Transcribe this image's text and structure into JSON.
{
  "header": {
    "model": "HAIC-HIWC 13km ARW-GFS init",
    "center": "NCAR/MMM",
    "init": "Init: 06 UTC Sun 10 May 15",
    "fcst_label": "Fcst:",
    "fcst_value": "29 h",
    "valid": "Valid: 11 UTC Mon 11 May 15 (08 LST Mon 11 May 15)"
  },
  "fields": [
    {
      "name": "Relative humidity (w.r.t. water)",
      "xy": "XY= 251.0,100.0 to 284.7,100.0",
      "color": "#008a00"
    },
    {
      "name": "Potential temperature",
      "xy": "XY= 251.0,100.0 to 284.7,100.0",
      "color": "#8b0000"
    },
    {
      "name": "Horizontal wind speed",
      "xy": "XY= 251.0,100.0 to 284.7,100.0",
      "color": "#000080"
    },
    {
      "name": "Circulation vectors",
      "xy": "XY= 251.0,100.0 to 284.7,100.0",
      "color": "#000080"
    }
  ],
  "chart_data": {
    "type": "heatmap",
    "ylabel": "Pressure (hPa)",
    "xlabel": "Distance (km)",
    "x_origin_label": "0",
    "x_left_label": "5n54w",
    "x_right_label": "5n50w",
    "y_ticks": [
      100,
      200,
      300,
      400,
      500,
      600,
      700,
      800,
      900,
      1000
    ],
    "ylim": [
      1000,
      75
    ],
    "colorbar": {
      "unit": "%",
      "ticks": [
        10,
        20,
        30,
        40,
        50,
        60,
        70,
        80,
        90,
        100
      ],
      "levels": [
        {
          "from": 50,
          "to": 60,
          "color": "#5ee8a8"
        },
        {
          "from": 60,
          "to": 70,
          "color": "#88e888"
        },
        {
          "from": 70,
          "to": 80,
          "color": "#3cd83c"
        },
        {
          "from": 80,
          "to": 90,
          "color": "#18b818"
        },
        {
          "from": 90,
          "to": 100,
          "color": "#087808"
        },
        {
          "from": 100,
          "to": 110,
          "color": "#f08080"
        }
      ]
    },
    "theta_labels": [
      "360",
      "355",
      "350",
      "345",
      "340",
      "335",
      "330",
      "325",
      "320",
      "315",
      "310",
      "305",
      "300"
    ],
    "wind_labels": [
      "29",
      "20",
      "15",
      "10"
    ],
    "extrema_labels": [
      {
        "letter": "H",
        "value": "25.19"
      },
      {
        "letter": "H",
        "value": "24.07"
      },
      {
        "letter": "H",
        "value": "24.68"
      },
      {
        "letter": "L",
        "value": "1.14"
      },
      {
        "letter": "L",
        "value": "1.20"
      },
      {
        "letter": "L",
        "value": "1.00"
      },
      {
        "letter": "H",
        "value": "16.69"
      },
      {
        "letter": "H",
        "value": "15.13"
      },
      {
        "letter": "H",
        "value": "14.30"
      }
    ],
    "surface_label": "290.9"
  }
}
^^^^
PROBLEM DETAILS: Repeat the records exactly, including every line.

PROBLEM SOLUTION:
Transcribe this image's text and structure into JSON.
{
  "header": {
    "model": "HAIC-HIWC 13km ARW-GFS init",
    "center": "NCAR/MMM",
    "init": "Init: 06 UTC Sun 10 May 15",
    "fcst_label": "Fcst:",
    "fcst_value": "29 h",
    "valid": "Valid: 11 UTC Mon 11 May 15 (08 LST Mon 11 May 15)"
  },
  "fields": [
    {
      "name": "Relative humidity (w.r.t. water)",
      "xy": "XY= 251.0,100.0 to 284.7,100.0",
      "color": "#008a00"
    },
    {
      "name": "Potential temperature",
      "xy": "XY= 251.0,100.0 to 284.7,100.0",
      "color": "#8b0000"
    },
    {
      "name": "Horizontal wind speed",
      "xy": "XY= 251.0,100.0 to 284.7,100.0",
      "color": "#000080"
    },
    {
      "name": "Circulation vectors",
      "xy": "XY= 251.0,100.0 to 284.7,100.0",
      "color": "#000080"
    }
  ],
  "chart_data": {
    "type": "heatmap",
    "ylabel": "Pressure (hPa)",
    "xlabel": "Distance (km)",
    "x_origin_label": "0",
    "x_left_label": "5n54w",
    "x_right_label": "5n50w",
    "y_ticks": [
      100,
      200,
      300,
      400,
      500,
      600,
      700,
      800,
      900,
      1000
    ],
    "ylim": [
      1000,
      75
    ],
    "colorbar": {
      "unit": "%",
      "ticks": [
        10,
        20,
        30,
        40,
        50,
        60,
        70,
        80,
        90,
        100
      ],
      "levels": [
        {
          "from": 50,
          "to": 60,
          "color": "#5ee8a8"
        },
        {
          "from": 60,
          "to": 70,
          "color": "#88e888"
        },
        {
          "from": 70,
          "to": 80,
          "color": "#3cd83c"
        },
        {
          "from": 80,
          "to": 90,
          "color": "#18b818"
        },
        {
          "from": 90,
          "to": 100,
          "color": "#087808"
        },
        {
          "from": 100,
          "to": 110,
          "color": "#f08080"
        }
      ]
    },
    "theta_labels": [
      "360",
      "355",
      "350",
      "345",
      "340",
      "335",
      "330",
      "325",
      "320",
      "315",
      "310",
      "305",
      "300"
    ],
    "wind_labels": [
      "29",
      "20",
      "15",
      "10"
    ],
    "extrema_labels": [
      {
        "letter": "H",
        "value": "25.19"
      },
      {
        "letter": "H",
        "value": "24.07"
      },
      {
        "letter": "H",
        "value": "24.68"
      },
      {
        "letter": "L",
        "value": "1.14"
      },
      {
        "letter": "L",
        "value": "1.20"
      },
      {
        "letter": "L",
        "value": "1.00"
      },
      {
        "letter": "H",
        "value": "16.69"
      },
      {
        "letter": "H",
        "value": "15.13"
      },
      {
        "letter": "H",
        "value": "14.30"
      }
    ],
    "surface_label": "290.9"
  }
}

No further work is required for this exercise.